* **Exercise instructions**
Pictures do not belong in the copy; quote every entry below exactly.
-- Start of Source records --
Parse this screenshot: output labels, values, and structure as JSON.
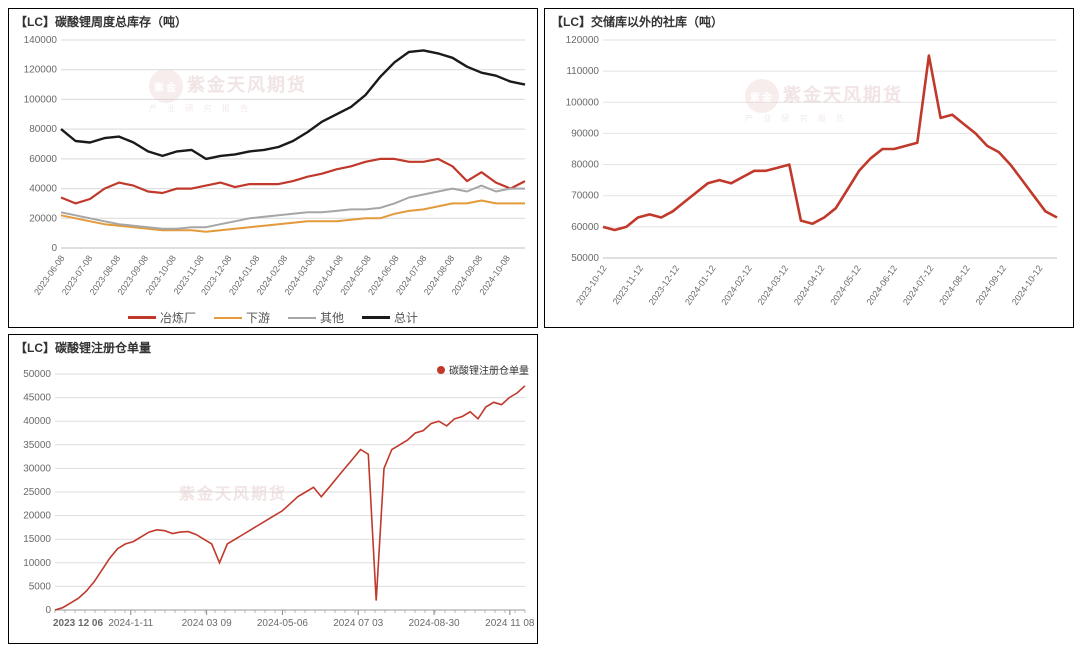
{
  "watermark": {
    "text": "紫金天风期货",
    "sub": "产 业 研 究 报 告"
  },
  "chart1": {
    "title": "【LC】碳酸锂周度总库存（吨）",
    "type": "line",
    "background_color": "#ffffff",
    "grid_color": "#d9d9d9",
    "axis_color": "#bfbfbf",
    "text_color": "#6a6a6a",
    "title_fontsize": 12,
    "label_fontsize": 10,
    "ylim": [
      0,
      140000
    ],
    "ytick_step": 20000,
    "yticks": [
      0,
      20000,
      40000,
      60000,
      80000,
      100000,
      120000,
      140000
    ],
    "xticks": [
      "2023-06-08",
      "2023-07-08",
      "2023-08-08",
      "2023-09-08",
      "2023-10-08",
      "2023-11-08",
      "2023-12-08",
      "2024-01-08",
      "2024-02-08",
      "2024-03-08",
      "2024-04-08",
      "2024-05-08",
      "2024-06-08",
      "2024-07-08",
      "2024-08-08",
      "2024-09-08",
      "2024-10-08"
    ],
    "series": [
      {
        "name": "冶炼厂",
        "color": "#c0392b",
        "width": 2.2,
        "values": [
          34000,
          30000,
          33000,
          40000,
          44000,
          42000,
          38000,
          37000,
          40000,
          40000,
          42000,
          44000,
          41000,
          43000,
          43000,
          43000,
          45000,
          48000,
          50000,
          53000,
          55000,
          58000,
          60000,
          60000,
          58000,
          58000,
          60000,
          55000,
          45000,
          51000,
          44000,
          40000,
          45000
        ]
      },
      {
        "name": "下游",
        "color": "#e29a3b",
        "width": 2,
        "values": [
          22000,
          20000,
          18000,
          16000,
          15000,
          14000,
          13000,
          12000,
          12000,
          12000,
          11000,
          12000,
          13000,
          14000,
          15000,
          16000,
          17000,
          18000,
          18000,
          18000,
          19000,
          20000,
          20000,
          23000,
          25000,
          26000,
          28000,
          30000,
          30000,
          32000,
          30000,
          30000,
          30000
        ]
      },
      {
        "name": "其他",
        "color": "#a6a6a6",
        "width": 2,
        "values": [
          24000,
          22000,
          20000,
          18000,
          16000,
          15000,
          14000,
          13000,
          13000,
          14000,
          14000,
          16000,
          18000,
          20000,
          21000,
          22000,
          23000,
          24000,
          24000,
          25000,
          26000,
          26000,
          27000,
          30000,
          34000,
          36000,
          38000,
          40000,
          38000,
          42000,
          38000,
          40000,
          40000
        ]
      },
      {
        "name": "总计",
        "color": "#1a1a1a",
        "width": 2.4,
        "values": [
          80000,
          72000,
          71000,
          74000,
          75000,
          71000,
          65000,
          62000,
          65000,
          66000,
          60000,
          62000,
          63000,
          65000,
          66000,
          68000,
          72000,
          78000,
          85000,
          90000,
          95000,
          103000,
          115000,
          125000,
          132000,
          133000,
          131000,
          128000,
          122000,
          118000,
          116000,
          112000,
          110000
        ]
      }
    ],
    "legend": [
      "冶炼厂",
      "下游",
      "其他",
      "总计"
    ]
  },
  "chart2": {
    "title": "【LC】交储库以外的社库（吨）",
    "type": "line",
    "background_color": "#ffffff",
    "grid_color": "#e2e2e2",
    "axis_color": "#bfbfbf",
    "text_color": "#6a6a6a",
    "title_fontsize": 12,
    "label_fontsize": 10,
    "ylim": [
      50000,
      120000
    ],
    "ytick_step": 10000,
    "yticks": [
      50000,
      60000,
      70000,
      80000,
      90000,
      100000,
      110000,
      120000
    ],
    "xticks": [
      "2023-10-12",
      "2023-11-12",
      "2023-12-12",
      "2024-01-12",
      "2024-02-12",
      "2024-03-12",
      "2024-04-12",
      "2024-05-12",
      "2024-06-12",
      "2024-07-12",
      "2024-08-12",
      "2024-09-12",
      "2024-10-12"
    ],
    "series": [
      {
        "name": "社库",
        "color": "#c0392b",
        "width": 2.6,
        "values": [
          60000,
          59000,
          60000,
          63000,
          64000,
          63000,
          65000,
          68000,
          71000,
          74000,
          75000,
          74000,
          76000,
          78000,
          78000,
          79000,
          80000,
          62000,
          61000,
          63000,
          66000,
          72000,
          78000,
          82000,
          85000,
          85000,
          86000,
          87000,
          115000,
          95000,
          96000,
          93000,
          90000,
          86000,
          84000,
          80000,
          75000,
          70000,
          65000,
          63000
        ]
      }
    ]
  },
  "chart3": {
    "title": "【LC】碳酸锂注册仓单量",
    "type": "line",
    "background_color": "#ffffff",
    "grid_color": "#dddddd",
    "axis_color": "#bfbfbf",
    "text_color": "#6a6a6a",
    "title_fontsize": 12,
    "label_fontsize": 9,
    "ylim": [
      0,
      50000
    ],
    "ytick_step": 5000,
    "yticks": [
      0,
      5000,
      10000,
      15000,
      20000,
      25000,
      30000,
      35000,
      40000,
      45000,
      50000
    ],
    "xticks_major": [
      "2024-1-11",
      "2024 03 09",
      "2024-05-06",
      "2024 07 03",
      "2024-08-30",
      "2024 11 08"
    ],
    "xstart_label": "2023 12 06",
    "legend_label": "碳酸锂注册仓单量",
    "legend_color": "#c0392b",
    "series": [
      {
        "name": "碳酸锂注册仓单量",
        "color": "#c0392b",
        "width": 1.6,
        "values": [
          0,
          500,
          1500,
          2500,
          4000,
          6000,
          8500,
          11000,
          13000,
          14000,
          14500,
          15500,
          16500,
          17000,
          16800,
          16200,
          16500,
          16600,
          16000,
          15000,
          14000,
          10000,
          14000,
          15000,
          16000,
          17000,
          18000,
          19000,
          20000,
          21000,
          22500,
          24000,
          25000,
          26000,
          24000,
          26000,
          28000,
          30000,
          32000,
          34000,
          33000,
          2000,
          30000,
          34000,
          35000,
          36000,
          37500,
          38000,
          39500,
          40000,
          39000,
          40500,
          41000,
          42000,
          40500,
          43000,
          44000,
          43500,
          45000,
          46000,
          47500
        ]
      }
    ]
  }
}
-- End of Source records --
* **Answer for this exercise**
Parse this screenshot: output labels, values, and structure as JSON.
{
  "watermark": {
    "text": "紫金天风期货",
    "sub": "产 业 研 究 报 告"
  },
  "chart1": {
    "title": "【LC】碳酸锂周度总库存（吨）",
    "type": "line",
    "background_color": "#ffffff",
    "grid_color": "#d9d9d9",
    "axis_color": "#bfbfbf",
    "text_color": "#6a6a6a",
    "title_fontsize": 12,
    "label_fontsize": 10,
    "ylim": [
      0,
      140000
    ],
    "ytick_step": 20000,
    "yticks": [
      0,
      20000,
      40000,
      60000,
      80000,
      100000,
      120000,
      140000
    ],
    "xticks": [
      "2023-06-08",
      "2023-07-08",
      "2023-08-08",
      "2023-09-08",
      "2023-10-08",
      "2023-11-08",
      "2023-12-08",
      "2024-01-08",
      "2024-02-08",
      "2024-03-08",
      "2024-04-08",
      "2024-05-08",
      "2024-06-08",
      "2024-07-08",
      "2024-08-08",
      "2024-09-08",
      "2024-10-08"
    ],
    "series": [
      {
        "name": "冶炼厂",
        "color": "#c0392b",
        "width": 2.2,
        "values": [
          34000,
          30000,
          33000,
          40000,
          44000,
          42000,
          38000,
          37000,
          40000,
          40000,
          42000,
          44000,
          41000,
          43000,
          43000,
          43000,
          45000,
          48000,
          50000,
          53000,
          55000,
          58000,
          60000,
          60000,
          58000,
          58000,
          60000,
          55000,
          45000,
          51000,
          44000,
          40000,
          45000
        ]
      },
      {
        "name": "下游",
        "color": "#e29a3b",
        "width": 2,
        "values": [
          22000,
          20000,
          18000,
          16000,
          15000,
          14000,
          13000,
          12000,
          12000,
          12000,
          11000,
          12000,
          13000,
          14000,
          15000,
          16000,
          17000,
          18000,
          18000,
          18000,
          19000,
          20000,
          20000,
          23000,
          25000,
          26000,
          28000,
          30000,
          30000,
          32000,
          30000,
          30000,
          30000
        ]
      },
      {
        "name": "其他",
        "color": "#a6a6a6",
        "width": 2,
        "values": [
          24000,
          22000,
          20000,
          18000,
          16000,
          15000,
          14000,
          13000,
          13000,
          14000,
          14000,
          16000,
          18000,
          20000,
          21000,
          22000,
          23000,
          24000,
          24000,
          25000,
          26000,
          26000,
          27000,
          30000,
          34000,
          36000,
          38000,
          40000,
          38000,
          42000,
          38000,
          40000,
          40000
        ]
      },
      {
        "name": "总计",
        "color": "#1a1a1a",
        "width": 2.4,
        "values": [
          80000,
          72000,
          71000,
          74000,
          75000,
          71000,
          65000,
          62000,
          65000,
          66000,
          60000,
          62000,
          63000,
          65000,
          66000,
          68000,
          72000,
          78000,
          85000,
          90000,
          95000,
          103000,
          115000,
          125000,
          132000,
          133000,
          131000,
          128000,
          122000,
          118000,
          116000,
          112000,
          110000
        ]
      }
    ],
    "legend": [
      "冶炼厂",
      "下游",
      "其他",
      "总计"
    ]
  },
  "chart2": {
    "title": "【LC】交储库以外的社库（吨）",
    "type": "line",
    "background_color": "#ffffff",
    "grid_color": "#e2e2e2",
    "axis_color": "#bfbfbf",
    "text_color": "#6a6a6a",
    "title_fontsize": 12,
    "label_fontsize": 10,
    "ylim": [
      50000,
      120000
    ],
    "ytick_step": 10000,
    "yticks": [
      50000,
      60000,
      70000,
      80000,
      90000,
      100000,
      110000,
      120000
    ],
    "xticks": [
      "2023-10-12",
      "2023-11-12",
      "2023-12-12",
      "2024-01-12",
      "2024-02-12",
      "2024-03-12",
      "2024-04-12",
      "2024-05-12",
      "2024-06-12",
      "2024-07-12",
      "2024-08-12",
      "2024-09-12",
      "2024-10-12"
    ],
    "series": [
      {
        "name": "社库",
        "color": "#c0392b",
        "width": 2.6,
        "values": [
          60000,
          59000,
          60000,
          63000,
          64000,
          63000,
          65000,
          68000,
          71000,
          74000,
          75000,
          74000,
          76000,
          78000,
          78000,
          79000,
          80000,
          62000,
          61000,
          63000,
          66000,
          72000,
          78000,
          82000,
          85000,
          85000,
          86000,
          87000,
          115000,
          95000,
          96000,
          93000,
          90000,
          86000,
          84000,
          80000,
          75000,
          70000,
          65000,
          63000
        ]
      }
    ]
  },
  "chart3": {
    "title": "【LC】碳酸锂注册仓单量",
    "type": "line",
    "background_color": "#ffffff",
    "grid_color": "#dddddd",
    "axis_color": "#bfbfbf",
    "text_color": "#6a6a6a",
    "title_fontsize": 12,
    "label_fontsize": 9,
    "ylim": [
      0,
      50000
    ],
    "ytick_step": 5000,
    "yticks": [
      0,
      5000,
      10000,
      15000,
      20000,
      25000,
      30000,
      35000,
      40000,
      45000,
      50000
    ],
    "xticks_major": [
      "2024-1-11",
      "2024 03 09",
      "2024-05-06",
      "2024 07 03",
      "2024-08-30",
      "2024 11 08"
    ],
    "xstart_label": "2023 12 06",
    "legend_label": "碳酸锂注册仓单量",
    "legend_color": "#c0392b",
    "series": [
      {
        "name": "碳酸锂注册仓单量",
        "color": "#c0392b",
        "width": 1.6,
        "values": [
          0,
          500,
          1500,
          2500,
          4000,
          6000,
          8500,
          11000,
          13000,
          14000,
          14500,
          15500,
          16500,
          17000,
          16800,
          16200,
          16500,
          16600,
          16000,
          15000,
          14000,
          10000,
          14000,
          15000,
          16000,
          17000,
          18000,
          19000,
          20000,
          21000,
          22500,
          24000,
          25000,
          26000,
          24000,
          26000,
          28000,
          30000,
          32000,
          34000,
          33000,
          2000,
          30000,
          34000,
          35000,
          36000,
          37500,
          38000,
          39500,
          40000,
          39000,
          40500,
          41000,
          42000,
          40500,
          43000,
          44000,
          43500,
          45000,
          46000,
          47500
        ]
      }
    ]
  }
}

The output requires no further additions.